▸ WHAT IS REQUIRED: Count how many lines include "JSON" and answer with that number only.

▸ WORKING DATA:
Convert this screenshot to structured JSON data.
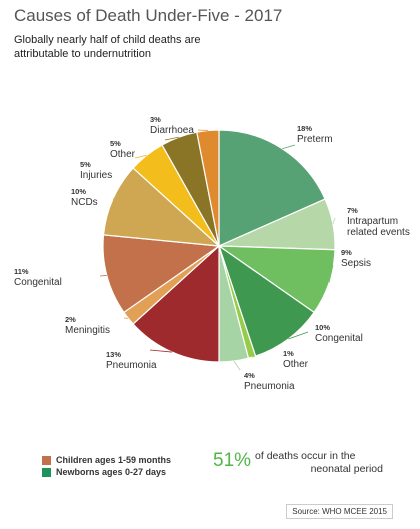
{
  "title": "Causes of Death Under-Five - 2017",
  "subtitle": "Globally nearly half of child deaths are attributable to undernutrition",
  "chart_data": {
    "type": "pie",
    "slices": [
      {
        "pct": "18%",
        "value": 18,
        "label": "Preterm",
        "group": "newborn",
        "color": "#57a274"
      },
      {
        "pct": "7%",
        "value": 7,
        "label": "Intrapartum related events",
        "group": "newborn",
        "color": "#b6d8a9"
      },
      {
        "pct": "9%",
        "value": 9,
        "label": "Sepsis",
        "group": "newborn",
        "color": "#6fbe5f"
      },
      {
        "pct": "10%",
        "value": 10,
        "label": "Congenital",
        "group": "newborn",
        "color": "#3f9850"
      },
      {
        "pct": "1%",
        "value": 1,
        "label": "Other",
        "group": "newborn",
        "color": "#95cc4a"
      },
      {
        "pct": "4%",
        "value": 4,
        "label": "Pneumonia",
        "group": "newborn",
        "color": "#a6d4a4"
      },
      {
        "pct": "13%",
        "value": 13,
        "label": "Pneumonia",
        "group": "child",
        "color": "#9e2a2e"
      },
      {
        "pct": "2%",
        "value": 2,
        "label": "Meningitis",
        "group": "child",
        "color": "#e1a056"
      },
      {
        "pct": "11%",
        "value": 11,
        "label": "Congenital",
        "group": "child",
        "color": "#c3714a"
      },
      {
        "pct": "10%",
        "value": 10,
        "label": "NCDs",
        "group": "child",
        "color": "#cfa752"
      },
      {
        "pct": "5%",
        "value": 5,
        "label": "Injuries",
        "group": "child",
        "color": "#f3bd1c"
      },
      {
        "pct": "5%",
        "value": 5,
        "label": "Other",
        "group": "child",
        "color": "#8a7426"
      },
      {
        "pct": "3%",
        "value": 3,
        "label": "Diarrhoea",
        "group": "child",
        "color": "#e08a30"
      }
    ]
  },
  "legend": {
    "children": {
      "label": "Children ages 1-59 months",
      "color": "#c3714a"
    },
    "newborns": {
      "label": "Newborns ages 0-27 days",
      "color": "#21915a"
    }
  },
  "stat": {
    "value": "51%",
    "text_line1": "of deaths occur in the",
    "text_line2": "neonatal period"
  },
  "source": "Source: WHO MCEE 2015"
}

---

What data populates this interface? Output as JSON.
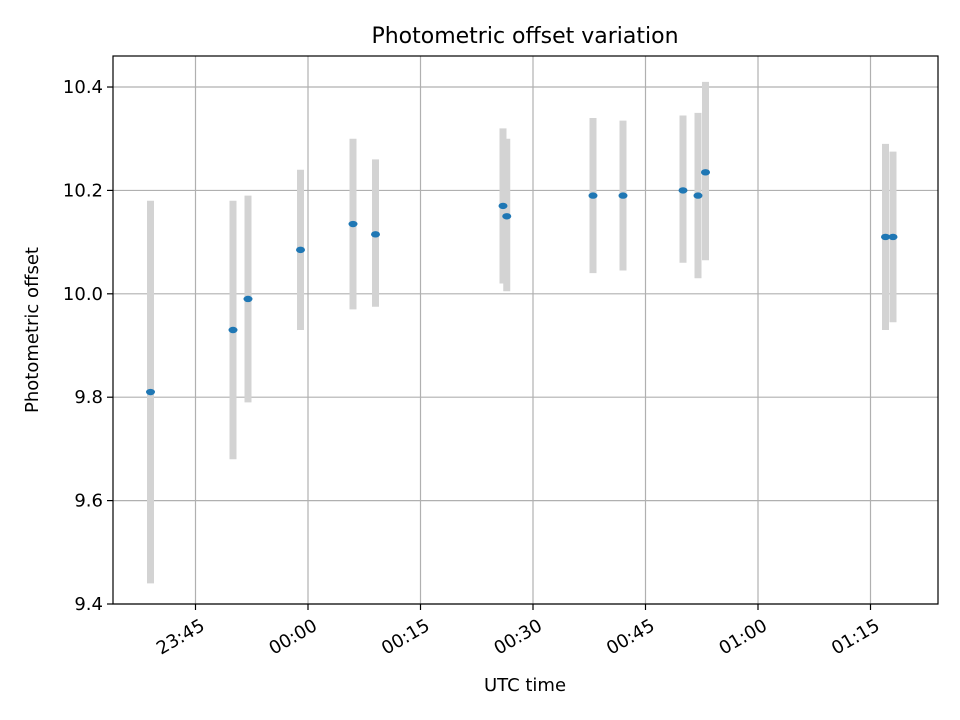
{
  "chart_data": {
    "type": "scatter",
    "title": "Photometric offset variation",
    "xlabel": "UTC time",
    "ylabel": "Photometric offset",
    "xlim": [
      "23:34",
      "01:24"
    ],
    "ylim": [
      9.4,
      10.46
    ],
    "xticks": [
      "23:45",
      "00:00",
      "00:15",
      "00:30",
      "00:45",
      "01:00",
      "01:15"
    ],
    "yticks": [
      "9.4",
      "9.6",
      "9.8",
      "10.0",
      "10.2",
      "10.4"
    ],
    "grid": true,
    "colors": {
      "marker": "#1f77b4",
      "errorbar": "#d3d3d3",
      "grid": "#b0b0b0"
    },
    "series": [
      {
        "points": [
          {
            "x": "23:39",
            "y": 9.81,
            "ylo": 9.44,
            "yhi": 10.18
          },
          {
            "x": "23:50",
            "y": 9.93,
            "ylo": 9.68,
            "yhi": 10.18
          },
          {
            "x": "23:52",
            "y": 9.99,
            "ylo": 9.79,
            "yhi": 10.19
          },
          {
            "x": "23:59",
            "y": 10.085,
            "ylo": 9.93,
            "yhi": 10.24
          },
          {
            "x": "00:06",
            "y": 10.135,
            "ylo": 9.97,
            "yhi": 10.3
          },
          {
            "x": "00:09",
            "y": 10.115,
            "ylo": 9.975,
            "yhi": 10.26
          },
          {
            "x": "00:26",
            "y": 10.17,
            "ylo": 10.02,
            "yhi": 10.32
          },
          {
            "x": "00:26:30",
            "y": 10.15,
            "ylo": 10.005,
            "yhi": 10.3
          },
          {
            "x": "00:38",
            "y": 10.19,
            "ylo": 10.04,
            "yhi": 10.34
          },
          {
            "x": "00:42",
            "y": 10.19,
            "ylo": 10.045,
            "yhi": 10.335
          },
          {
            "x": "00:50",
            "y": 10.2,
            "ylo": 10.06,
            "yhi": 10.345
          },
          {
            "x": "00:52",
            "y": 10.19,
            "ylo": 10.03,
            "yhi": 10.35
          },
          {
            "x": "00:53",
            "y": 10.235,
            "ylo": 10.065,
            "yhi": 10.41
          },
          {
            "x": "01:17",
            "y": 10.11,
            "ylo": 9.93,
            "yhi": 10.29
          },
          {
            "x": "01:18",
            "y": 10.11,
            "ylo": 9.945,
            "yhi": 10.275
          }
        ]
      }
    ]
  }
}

▸ EXERCISE RESPONSE: 2